## BEGIN EXTRACTED MATERIAL
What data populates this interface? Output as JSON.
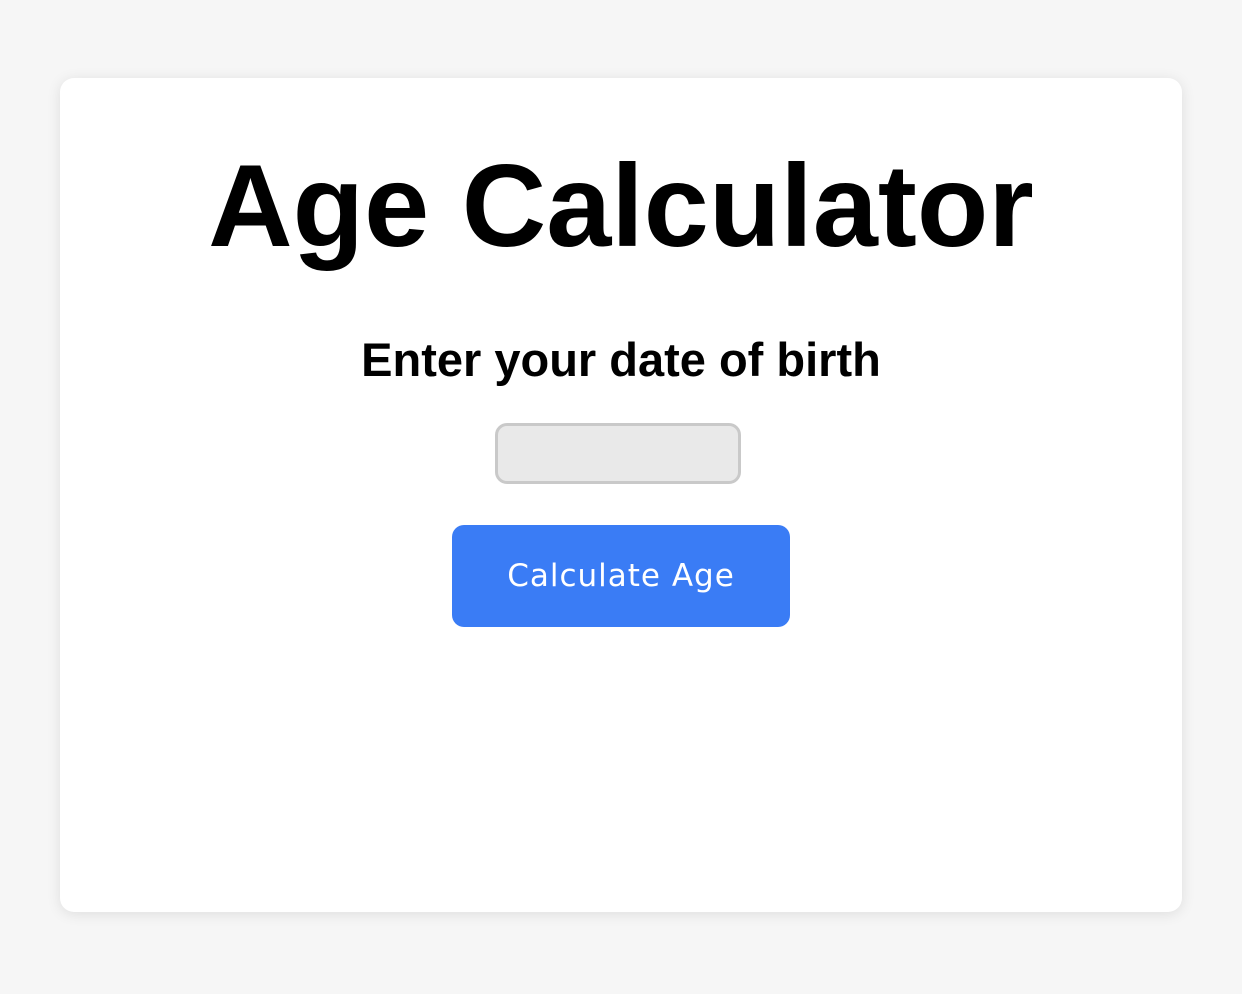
{
  "app": {
    "title": "Age Calculator",
    "prompt": "Enter your date of birth"
  },
  "form": {
    "dob_value": "",
    "calculate_label": "Calculate Age"
  },
  "result": {
    "text": ""
  },
  "colors": {
    "page_background": "#f6f6f6",
    "card_background": "#ffffff",
    "button_accent": "#3a7cf5",
    "input_background": "#e9e9e9",
    "input_border": "#c9c9c9"
  }
}
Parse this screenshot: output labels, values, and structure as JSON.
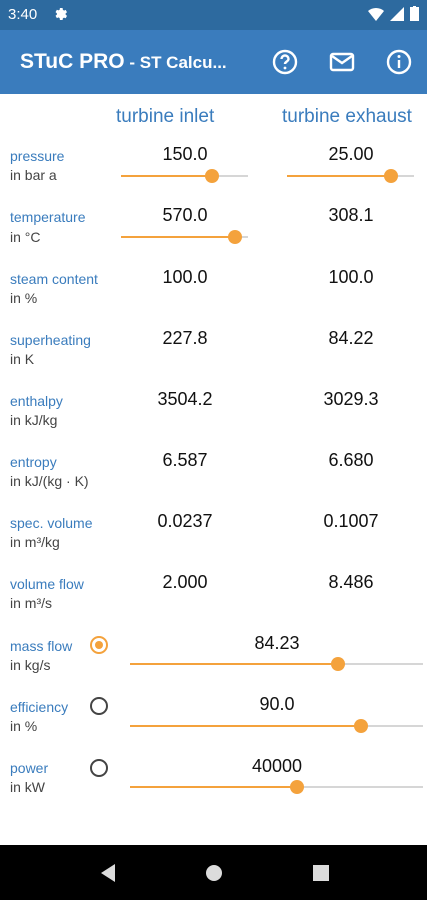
## END EXTRACTED MATERIAL
* YOUR INSTRUCTIONS: Reproduce every entry exactly, but omit each picture.

* COMPLETED EXERCISE:
What data populates this interface? Output as JSON.
{
  "app": {
    "title": "Age Calculator",
    "prompt": "Enter your date of birth"
  },
  "form": {
    "dob_value": "",
    "calculate_label": "Calculate Age"
  },
  "result": {
    "text": ""
  },
  "colors": {
    "page_background": "#f6f6f6",
    "card_background": "#ffffff",
    "button_accent": "#3a7cf5",
    "input_background": "#e9e9e9",
    "input_border": "#c9c9c9"
  }
}
Parse this screenshot: output labels, values, and structure as JSON.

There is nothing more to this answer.